(Dataset listings of figures)
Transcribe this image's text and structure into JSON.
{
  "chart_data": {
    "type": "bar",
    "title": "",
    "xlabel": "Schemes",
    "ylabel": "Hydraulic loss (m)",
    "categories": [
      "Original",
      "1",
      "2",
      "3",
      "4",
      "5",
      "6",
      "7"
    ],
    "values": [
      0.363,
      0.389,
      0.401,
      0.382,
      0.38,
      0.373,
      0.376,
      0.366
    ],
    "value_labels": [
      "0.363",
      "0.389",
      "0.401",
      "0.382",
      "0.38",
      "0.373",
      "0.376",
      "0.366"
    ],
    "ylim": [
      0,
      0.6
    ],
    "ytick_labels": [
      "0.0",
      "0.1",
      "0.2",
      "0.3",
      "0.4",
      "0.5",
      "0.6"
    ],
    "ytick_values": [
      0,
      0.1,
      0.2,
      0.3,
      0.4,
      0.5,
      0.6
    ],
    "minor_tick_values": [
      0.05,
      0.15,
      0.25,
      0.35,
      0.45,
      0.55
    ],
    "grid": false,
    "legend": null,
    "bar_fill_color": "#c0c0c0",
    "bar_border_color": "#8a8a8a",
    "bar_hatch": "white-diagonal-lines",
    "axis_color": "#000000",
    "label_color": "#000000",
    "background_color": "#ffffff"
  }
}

DIRECTIONS FOR THIS TASK >>
Output the entries exactly.

ANSWER TO THIS TASK >>
Transcribe this image's text and structure into JSON.
{
  "chart_data": {
    "type": "bar",
    "title": "",
    "xlabel": "Schemes",
    "ylabel": "Hydraulic loss (m)",
    "categories": [
      "Original",
      "1",
      "2",
      "3",
      "4",
      "5",
      "6",
      "7"
    ],
    "values": [
      0.363,
      0.389,
      0.401,
      0.382,
      0.38,
      0.373,
      0.376,
      0.366
    ],
    "value_labels": [
      "0.363",
      "0.389",
      "0.401",
      "0.382",
      "0.38",
      "0.373",
      "0.376",
      "0.366"
    ],
    "ylim": [
      0,
      0.6
    ],
    "ytick_labels": [
      "0.0",
      "0.1",
      "0.2",
      "0.3",
      "0.4",
      "0.5",
      "0.6"
    ],
    "ytick_values": [
      0,
      0.1,
      0.2,
      0.3,
      0.4,
      0.5,
      0.6
    ],
    "minor_tick_values": [
      0.05,
      0.15,
      0.25,
      0.35,
      0.45,
      0.55
    ],
    "grid": false,
    "legend": null,
    "bar_fill_color": "#c0c0c0",
    "bar_border_color": "#8a8a8a",
    "bar_hatch": "white-diagonal-lines",
    "axis_color": "#000000",
    "label_color": "#000000",
    "background_color": "#ffffff"
  }
}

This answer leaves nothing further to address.